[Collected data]
----------------------------------------

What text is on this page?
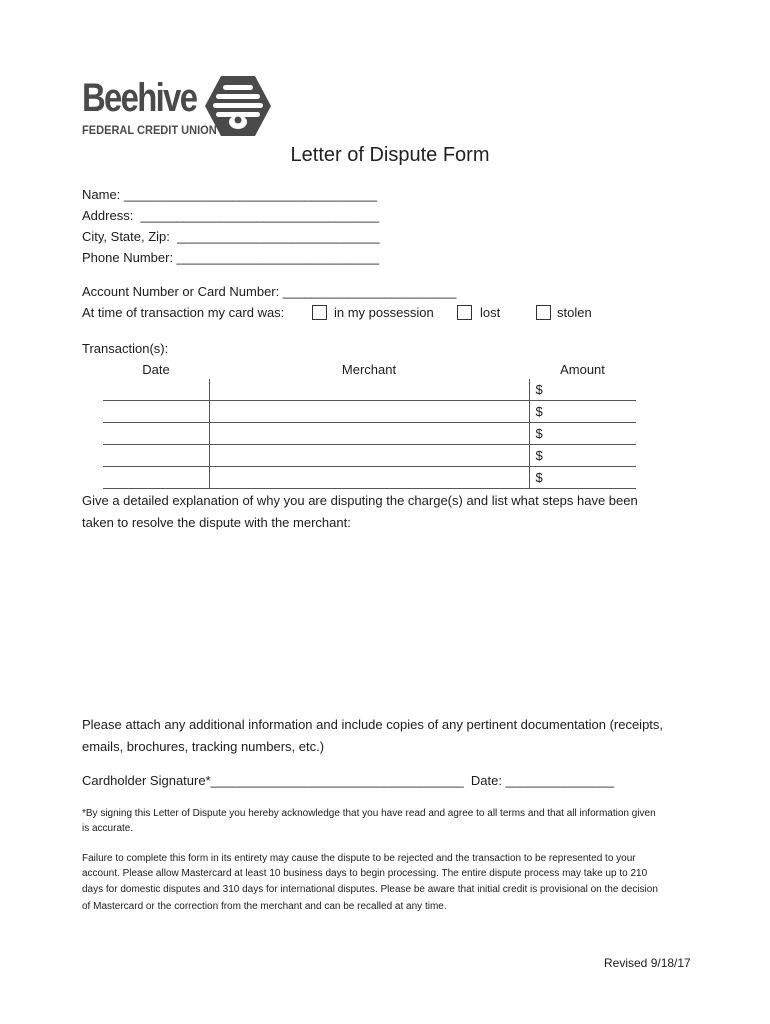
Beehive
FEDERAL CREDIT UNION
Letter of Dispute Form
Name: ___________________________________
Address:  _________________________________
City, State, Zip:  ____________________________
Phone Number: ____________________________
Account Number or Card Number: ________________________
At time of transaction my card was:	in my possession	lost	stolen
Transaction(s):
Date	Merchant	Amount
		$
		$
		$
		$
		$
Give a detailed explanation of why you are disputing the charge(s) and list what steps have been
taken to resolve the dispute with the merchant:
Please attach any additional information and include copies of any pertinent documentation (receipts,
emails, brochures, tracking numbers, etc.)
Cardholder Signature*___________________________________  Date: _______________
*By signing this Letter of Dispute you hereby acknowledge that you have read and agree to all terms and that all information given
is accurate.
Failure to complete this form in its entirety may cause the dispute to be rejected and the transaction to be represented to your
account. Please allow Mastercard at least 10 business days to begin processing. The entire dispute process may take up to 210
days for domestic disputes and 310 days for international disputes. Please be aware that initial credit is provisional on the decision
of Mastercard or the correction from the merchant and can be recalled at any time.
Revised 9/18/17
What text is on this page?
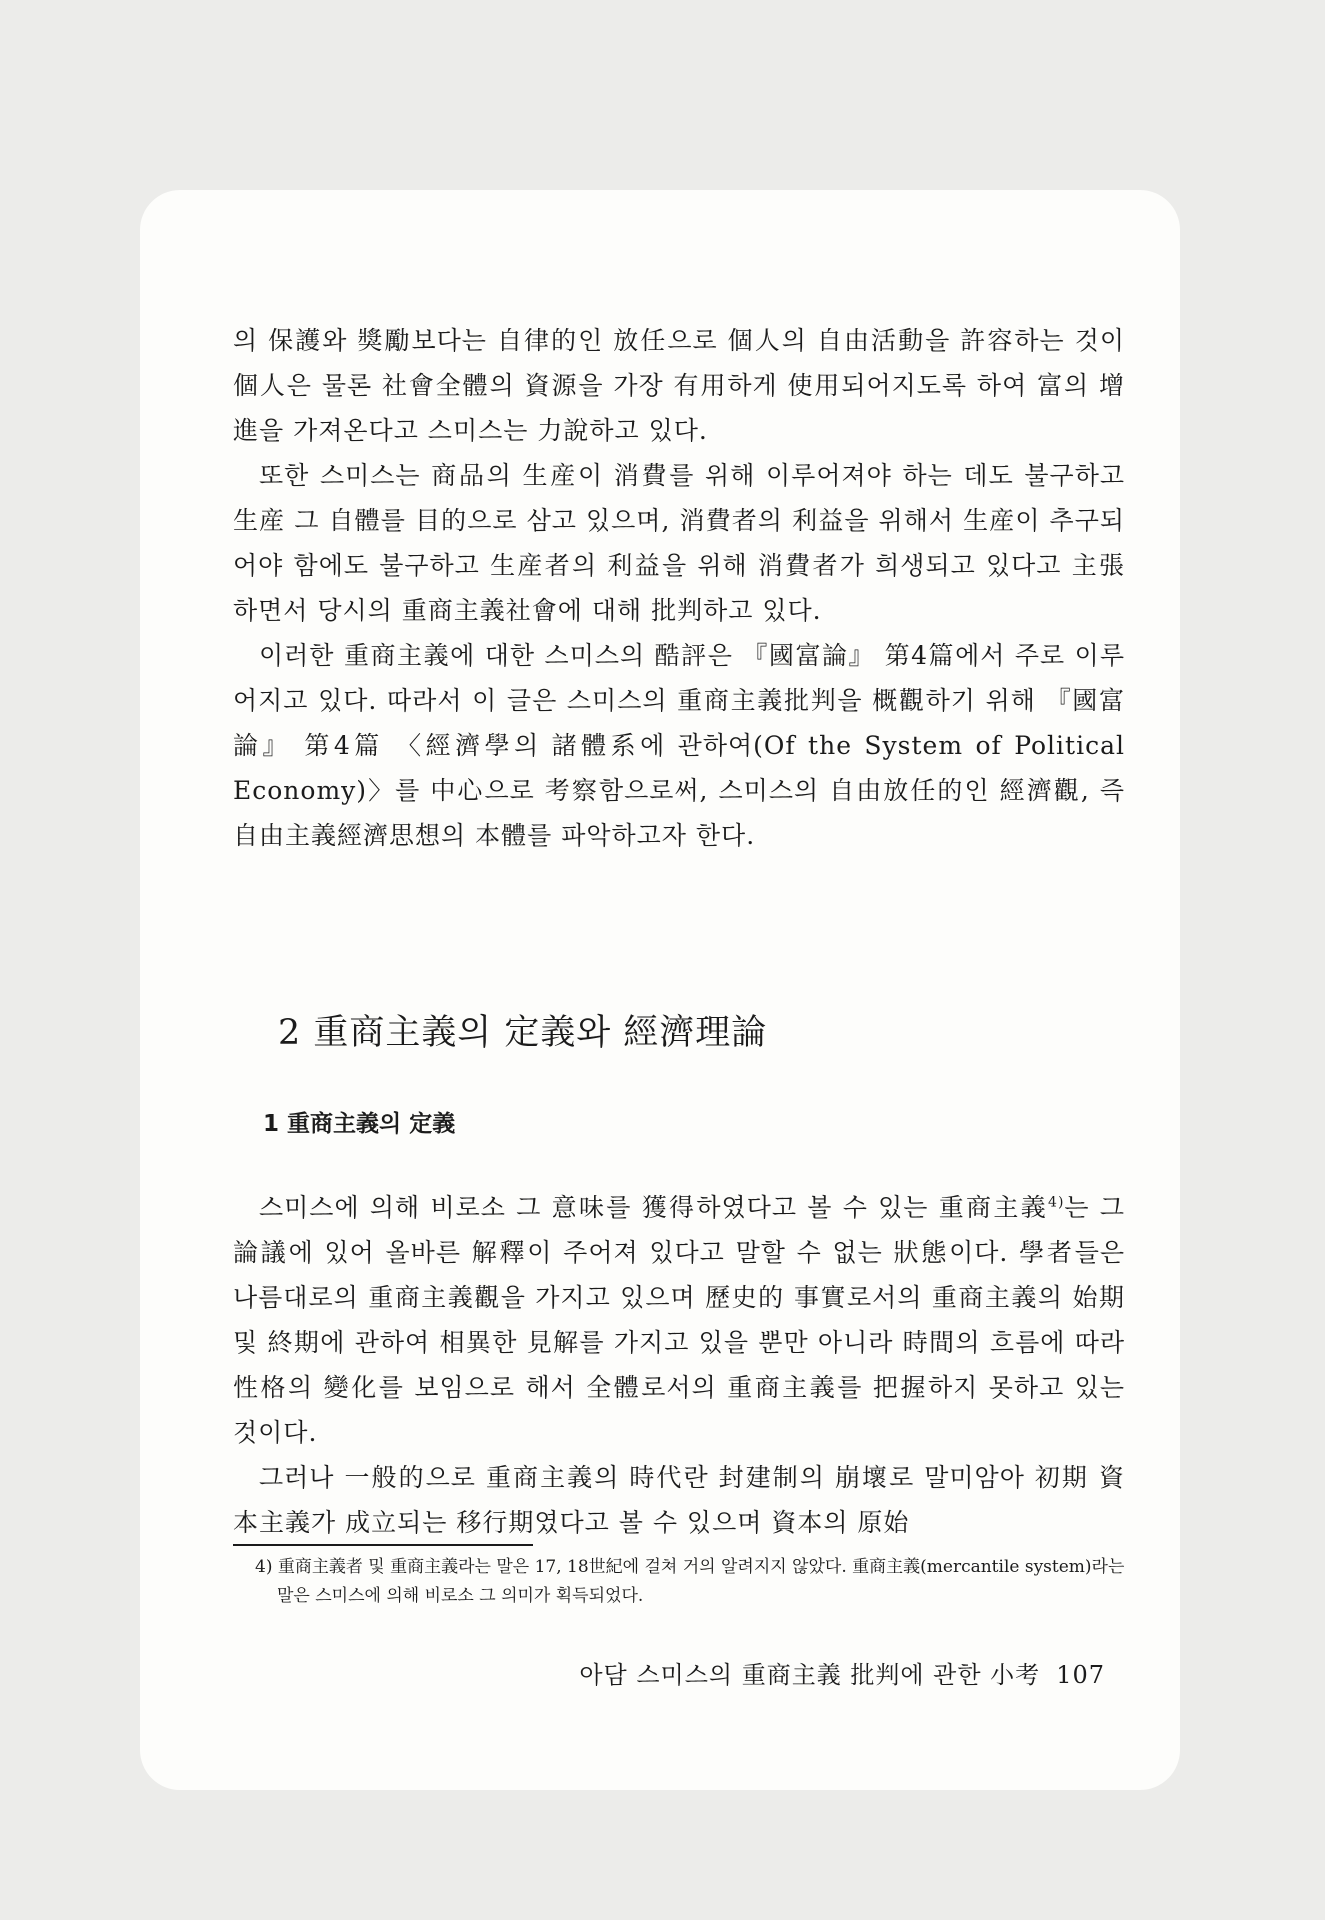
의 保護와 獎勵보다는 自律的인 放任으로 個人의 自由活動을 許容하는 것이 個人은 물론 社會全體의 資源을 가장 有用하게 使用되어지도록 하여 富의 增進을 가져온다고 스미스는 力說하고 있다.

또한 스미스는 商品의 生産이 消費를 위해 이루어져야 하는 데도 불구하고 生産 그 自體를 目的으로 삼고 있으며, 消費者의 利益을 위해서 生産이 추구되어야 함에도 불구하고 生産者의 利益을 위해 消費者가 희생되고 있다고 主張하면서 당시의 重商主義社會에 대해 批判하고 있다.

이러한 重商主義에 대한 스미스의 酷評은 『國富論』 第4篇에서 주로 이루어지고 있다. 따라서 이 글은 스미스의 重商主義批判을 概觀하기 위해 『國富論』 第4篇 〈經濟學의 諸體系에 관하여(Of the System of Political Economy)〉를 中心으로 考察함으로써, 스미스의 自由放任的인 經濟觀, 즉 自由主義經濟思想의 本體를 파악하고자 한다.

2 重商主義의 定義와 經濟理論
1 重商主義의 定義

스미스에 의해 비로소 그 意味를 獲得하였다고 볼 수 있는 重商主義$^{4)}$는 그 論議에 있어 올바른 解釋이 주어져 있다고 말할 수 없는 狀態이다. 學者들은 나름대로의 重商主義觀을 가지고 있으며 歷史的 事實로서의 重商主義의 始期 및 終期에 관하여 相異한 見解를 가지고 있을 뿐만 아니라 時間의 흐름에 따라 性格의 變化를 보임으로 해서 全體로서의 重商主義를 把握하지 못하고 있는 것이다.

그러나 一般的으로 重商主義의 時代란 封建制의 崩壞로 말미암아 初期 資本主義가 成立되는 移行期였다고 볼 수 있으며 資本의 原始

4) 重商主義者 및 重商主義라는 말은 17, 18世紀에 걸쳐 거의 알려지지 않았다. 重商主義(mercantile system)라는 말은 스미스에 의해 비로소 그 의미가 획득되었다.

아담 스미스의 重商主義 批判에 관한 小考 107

----------------------------------------

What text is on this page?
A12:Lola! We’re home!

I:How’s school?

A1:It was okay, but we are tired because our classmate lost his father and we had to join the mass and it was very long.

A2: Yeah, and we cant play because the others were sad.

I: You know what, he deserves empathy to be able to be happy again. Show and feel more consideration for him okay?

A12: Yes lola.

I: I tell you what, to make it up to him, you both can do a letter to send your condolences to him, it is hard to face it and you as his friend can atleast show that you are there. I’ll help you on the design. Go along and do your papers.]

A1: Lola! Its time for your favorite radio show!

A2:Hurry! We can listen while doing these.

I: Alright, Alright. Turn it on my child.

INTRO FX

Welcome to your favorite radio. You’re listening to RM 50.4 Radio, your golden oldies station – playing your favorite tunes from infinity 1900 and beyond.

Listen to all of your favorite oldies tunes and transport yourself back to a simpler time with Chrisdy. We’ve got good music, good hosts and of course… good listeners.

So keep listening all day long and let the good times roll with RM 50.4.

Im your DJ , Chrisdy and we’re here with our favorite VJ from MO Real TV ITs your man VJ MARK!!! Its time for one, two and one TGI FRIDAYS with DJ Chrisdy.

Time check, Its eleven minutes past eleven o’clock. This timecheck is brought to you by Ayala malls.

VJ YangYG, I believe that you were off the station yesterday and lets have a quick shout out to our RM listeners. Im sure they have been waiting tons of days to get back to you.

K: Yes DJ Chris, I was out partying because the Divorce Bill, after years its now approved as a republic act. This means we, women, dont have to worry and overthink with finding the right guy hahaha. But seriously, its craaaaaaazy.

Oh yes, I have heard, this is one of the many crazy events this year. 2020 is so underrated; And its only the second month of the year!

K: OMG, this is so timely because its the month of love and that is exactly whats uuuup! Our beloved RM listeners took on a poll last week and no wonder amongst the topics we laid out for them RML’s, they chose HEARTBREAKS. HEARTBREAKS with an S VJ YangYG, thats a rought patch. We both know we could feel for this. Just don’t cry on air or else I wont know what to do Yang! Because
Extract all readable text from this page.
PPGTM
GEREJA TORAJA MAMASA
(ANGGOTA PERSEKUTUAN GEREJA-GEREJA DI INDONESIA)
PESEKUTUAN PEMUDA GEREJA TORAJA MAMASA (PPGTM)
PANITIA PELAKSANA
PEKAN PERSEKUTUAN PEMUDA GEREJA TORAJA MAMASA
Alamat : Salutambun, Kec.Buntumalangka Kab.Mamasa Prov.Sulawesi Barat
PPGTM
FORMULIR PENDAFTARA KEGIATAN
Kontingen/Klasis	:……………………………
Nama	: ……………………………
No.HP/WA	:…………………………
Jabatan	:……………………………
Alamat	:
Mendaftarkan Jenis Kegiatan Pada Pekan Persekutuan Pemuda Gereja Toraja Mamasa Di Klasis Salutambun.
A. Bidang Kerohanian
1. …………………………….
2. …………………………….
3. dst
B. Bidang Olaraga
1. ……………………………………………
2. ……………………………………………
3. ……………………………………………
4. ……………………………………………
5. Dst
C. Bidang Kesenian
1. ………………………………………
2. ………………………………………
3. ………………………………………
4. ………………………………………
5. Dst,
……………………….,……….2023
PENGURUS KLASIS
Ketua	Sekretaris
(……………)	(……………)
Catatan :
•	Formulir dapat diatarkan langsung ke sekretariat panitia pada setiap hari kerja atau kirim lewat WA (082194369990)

----------------------------------------

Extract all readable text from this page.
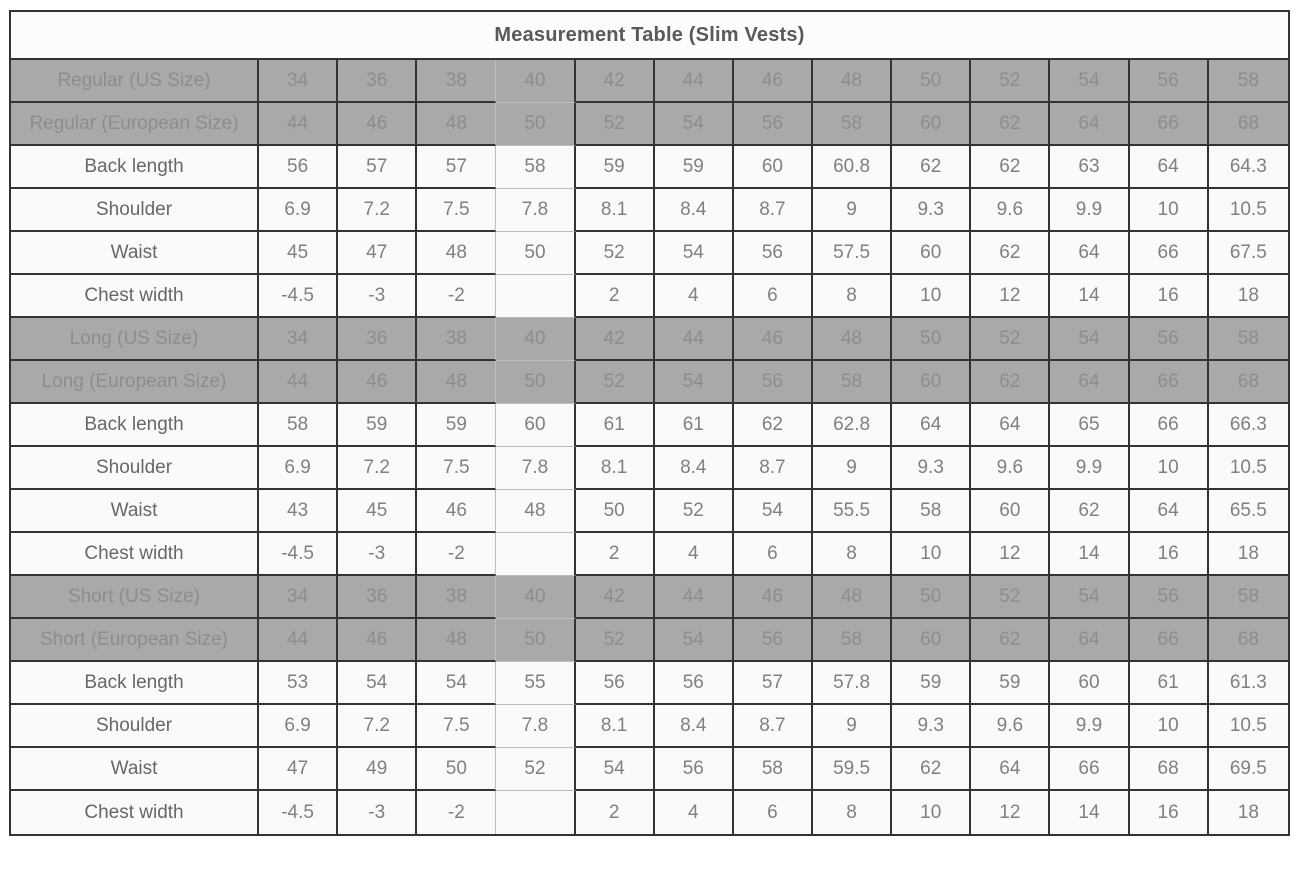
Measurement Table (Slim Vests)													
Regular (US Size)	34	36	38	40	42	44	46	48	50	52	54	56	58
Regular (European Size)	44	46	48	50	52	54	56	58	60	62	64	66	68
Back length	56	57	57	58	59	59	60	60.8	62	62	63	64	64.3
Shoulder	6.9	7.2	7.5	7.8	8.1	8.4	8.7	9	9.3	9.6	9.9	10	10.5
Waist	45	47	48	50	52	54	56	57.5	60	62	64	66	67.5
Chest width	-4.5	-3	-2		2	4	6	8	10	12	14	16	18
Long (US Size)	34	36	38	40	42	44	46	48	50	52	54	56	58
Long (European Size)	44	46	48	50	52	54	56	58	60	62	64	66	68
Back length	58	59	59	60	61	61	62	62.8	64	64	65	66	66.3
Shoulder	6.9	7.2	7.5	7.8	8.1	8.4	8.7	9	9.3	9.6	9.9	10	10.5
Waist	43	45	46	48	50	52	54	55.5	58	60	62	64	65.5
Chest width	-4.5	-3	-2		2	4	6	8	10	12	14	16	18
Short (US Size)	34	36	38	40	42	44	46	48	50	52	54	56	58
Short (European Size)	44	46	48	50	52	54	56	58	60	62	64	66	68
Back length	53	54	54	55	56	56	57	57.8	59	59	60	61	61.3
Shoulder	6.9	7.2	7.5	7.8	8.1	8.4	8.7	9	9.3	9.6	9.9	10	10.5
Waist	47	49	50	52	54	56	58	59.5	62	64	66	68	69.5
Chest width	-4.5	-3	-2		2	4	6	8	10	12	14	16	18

----------------------------------------

Examine the listing and say how many of its lines contain the string "that". Give the number alone.

5